*Stated task*: The listing below must be repeated word for word, with its images excluded.

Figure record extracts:

--*--

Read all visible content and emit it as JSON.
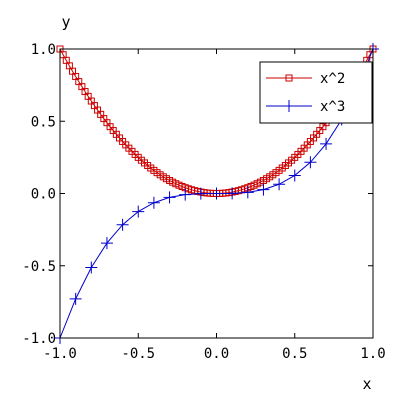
{
  "chart_data": {
    "type": "line",
    "xlabel": "x",
    "ylabel": "y",
    "xlim": [
      -1.0,
      1.0
    ],
    "ylim": [
      -1.0,
      1.0
    ],
    "grid": false,
    "legend_position": "top-right",
    "x_ticks": [
      -1.0,
      -0.5,
      0.0,
      0.5,
      1.0
    ],
    "x_tick_labels": [
      "-1.0",
      "-0.5",
      "0.0",
      "0.5",
      "1.0"
    ],
    "y_ticks": [
      -1.0,
      -0.5,
      0.0,
      0.5,
      1.0
    ],
    "y_tick_labels": [
      "-1.0",
      "-0.5",
      "0.0",
      "0.5",
      "1.0"
    ],
    "series": [
      {
        "name": "x^2",
        "color": "#cc0000",
        "marker": "square",
        "x": [
          -1.0,
          -0.98,
          -0.96,
          -0.94,
          -0.92,
          -0.9,
          -0.88,
          -0.86,
          -0.84,
          -0.82,
          -0.8,
          -0.78,
          -0.76,
          -0.74,
          -0.72,
          -0.7,
          -0.68,
          -0.66,
          -0.64,
          -0.62,
          -0.6,
          -0.58,
          -0.56,
          -0.54,
          -0.52,
          -0.5,
          -0.48,
          -0.46,
          -0.44,
          -0.42,
          -0.4,
          -0.38,
          -0.36,
          -0.34,
          -0.32,
          -0.3,
          -0.28,
          -0.26,
          -0.24,
          -0.22,
          -0.2,
          -0.18,
          -0.16,
          -0.14,
          -0.12,
          -0.1,
          -0.08,
          -0.06,
          -0.04,
          -0.02,
          0.0,
          0.02,
          0.04,
          0.06,
          0.08,
          0.1,
          0.12,
          0.14,
          0.16,
          0.18,
          0.2,
          0.22,
          0.24,
          0.26,
          0.28,
          0.3,
          0.32,
          0.34,
          0.36,
          0.38,
          0.4,
          0.42,
          0.44,
          0.46,
          0.48,
          0.5,
          0.52,
          0.54,
          0.56,
          0.58,
          0.6,
          0.62,
          0.64,
          0.66,
          0.68,
          0.7,
          0.72,
          0.74,
          0.76,
          0.78,
          0.8,
          0.82,
          0.84,
          0.86,
          0.88,
          0.9,
          0.92,
          0.94,
          0.96,
          0.98,
          1.0
        ],
        "y": [
          1.0,
          0.9604,
          0.9216,
          0.8836,
          0.8464,
          0.81,
          0.7744,
          0.7396,
          0.7056,
          0.6724,
          0.64,
          0.6084,
          0.5776,
          0.5476,
          0.5184,
          0.49,
          0.4624,
          0.4356,
          0.4096,
          0.3844,
          0.36,
          0.3364,
          0.3136,
          0.2916,
          0.2704,
          0.25,
          0.2304,
          0.2116,
          0.1936,
          0.1764,
          0.16,
          0.1444,
          0.1296,
          0.1156,
          0.1024,
          0.09,
          0.0784,
          0.0676,
          0.0576,
          0.0484,
          0.04,
          0.0324,
          0.0256,
          0.0196,
          0.0144,
          0.01,
          0.0064,
          0.0036,
          0.0016,
          0.0004,
          0.0,
          0.0004,
          0.0016,
          0.0036,
          0.0064,
          0.01,
          0.0144,
          0.0196,
          0.0256,
          0.0324,
          0.04,
          0.0484,
          0.0576,
          0.0676,
          0.0784,
          0.09,
          0.1024,
          0.1156,
          0.1296,
          0.1444,
          0.16,
          0.1764,
          0.1936,
          0.2116,
          0.2304,
          0.25,
          0.2704,
          0.2916,
          0.3136,
          0.3364,
          0.36,
          0.3844,
          0.4096,
          0.4356,
          0.4624,
          0.49,
          0.5184,
          0.5476,
          0.5776,
          0.6084,
          0.64,
          0.6724,
          0.7056,
          0.7396,
          0.7744,
          0.81,
          0.8464,
          0.8836,
          0.9216,
          0.9604,
          1.0
        ]
      },
      {
        "name": "x^3",
        "color": "#0000cc",
        "marker": "plus",
        "x": [
          -1.0,
          -0.9,
          -0.8,
          -0.7,
          -0.6,
          -0.5,
          -0.4,
          -0.3,
          -0.2,
          -0.1,
          0.0,
          0.1,
          0.2,
          0.3,
          0.4,
          0.5,
          0.6,
          0.7,
          0.8,
          0.9,
          1.0
        ],
        "y": [
          -1.0,
          -0.729,
          -0.512,
          -0.343,
          -0.216,
          -0.125,
          -0.064,
          -0.027,
          -0.008,
          -0.001,
          0.0,
          0.001,
          0.008,
          0.027,
          0.064,
          0.125,
          0.216,
          0.343,
          0.512,
          0.729,
          1.0
        ]
      }
    ]
  }
}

--*--

*Reply to the exercise*:
Read all visible content and emit it as JSON.
{
  "chart_data": {
    "type": "line",
    "xlabel": "x",
    "ylabel": "y",
    "xlim": [
      -1.0,
      1.0
    ],
    "ylim": [
      -1.0,
      1.0
    ],
    "grid": false,
    "legend_position": "top-right",
    "x_ticks": [
      -1.0,
      -0.5,
      0.0,
      0.5,
      1.0
    ],
    "x_tick_labels": [
      "-1.0",
      "-0.5",
      "0.0",
      "0.5",
      "1.0"
    ],
    "y_ticks": [
      -1.0,
      -0.5,
      0.0,
      0.5,
      1.0
    ],
    "y_tick_labels": [
      "-1.0",
      "-0.5",
      "0.0",
      "0.5",
      "1.0"
    ],
    "series": [
      {
        "name": "x^2",
        "color": "#cc0000",
        "marker": "square",
        "x": [
          -1.0,
          -0.98,
          -0.96,
          -0.94,
          -0.92,
          -0.9,
          -0.88,
          -0.86,
          -0.84,
          -0.82,
          -0.8,
          -0.78,
          -0.76,
          -0.74,
          -0.72,
          -0.7,
          -0.68,
          -0.66,
          -0.64,
          -0.62,
          -0.6,
          -0.58,
          -0.56,
          -0.54,
          -0.52,
          -0.5,
          -0.48,
          -0.46,
          -0.44,
          -0.42,
          -0.4,
          -0.38,
          -0.36,
          -0.34,
          -0.32,
          -0.3,
          -0.28,
          -0.26,
          -0.24,
          -0.22,
          -0.2,
          -0.18,
          -0.16,
          -0.14,
          -0.12,
          -0.1,
          -0.08,
          -0.06,
          -0.04,
          -0.02,
          0.0,
          0.02,
          0.04,
          0.06,
          0.08,
          0.1,
          0.12,
          0.14,
          0.16,
          0.18,
          0.2,
          0.22,
          0.24,
          0.26,
          0.28,
          0.3,
          0.32,
          0.34,
          0.36,
          0.38,
          0.4,
          0.42,
          0.44,
          0.46,
          0.48,
          0.5,
          0.52,
          0.54,
          0.56,
          0.58,
          0.6,
          0.62,
          0.64,
          0.66,
          0.68,
          0.7,
          0.72,
          0.74,
          0.76,
          0.78,
          0.8,
          0.82,
          0.84,
          0.86,
          0.88,
          0.9,
          0.92,
          0.94,
          0.96,
          0.98,
          1.0
        ],
        "y": [
          1.0,
          0.9604,
          0.9216,
          0.8836,
          0.8464,
          0.81,
          0.7744,
          0.7396,
          0.7056,
          0.6724,
          0.64,
          0.6084,
          0.5776,
          0.5476,
          0.5184,
          0.49,
          0.4624,
          0.4356,
          0.4096,
          0.3844,
          0.36,
          0.3364,
          0.3136,
          0.2916,
          0.2704,
          0.25,
          0.2304,
          0.2116,
          0.1936,
          0.1764,
          0.16,
          0.1444,
          0.1296,
          0.1156,
          0.1024,
          0.09,
          0.0784,
          0.0676,
          0.0576,
          0.0484,
          0.04,
          0.0324,
          0.0256,
          0.0196,
          0.0144,
          0.01,
          0.0064,
          0.0036,
          0.0016,
          0.0004,
          0.0,
          0.0004,
          0.0016,
          0.0036,
          0.0064,
          0.01,
          0.0144,
          0.0196,
          0.0256,
          0.0324,
          0.04,
          0.0484,
          0.0576,
          0.0676,
          0.0784,
          0.09,
          0.1024,
          0.1156,
          0.1296,
          0.1444,
          0.16,
          0.1764,
          0.1936,
          0.2116,
          0.2304,
          0.25,
          0.2704,
          0.2916,
          0.3136,
          0.3364,
          0.36,
          0.3844,
          0.4096,
          0.4356,
          0.4624,
          0.49,
          0.5184,
          0.5476,
          0.5776,
          0.6084,
          0.64,
          0.6724,
          0.7056,
          0.7396,
          0.7744,
          0.81,
          0.8464,
          0.8836,
          0.9216,
          0.9604,
          1.0
        ]
      },
      {
        "name": "x^3",
        "color": "#0000cc",
        "marker": "plus",
        "x": [
          -1.0,
          -0.9,
          -0.8,
          -0.7,
          -0.6,
          -0.5,
          -0.4,
          -0.3,
          -0.2,
          -0.1,
          0.0,
          0.1,
          0.2,
          0.3,
          0.4,
          0.5,
          0.6,
          0.7,
          0.8,
          0.9,
          1.0
        ],
        "y": [
          -1.0,
          -0.729,
          -0.512,
          -0.343,
          -0.216,
          -0.125,
          -0.064,
          -0.027,
          -0.008,
          -0.001,
          0.0,
          0.001,
          0.008,
          0.027,
          0.064,
          0.125,
          0.216,
          0.343,
          0.512,
          0.729,
          1.0
        ]
      }
    ]
  }
}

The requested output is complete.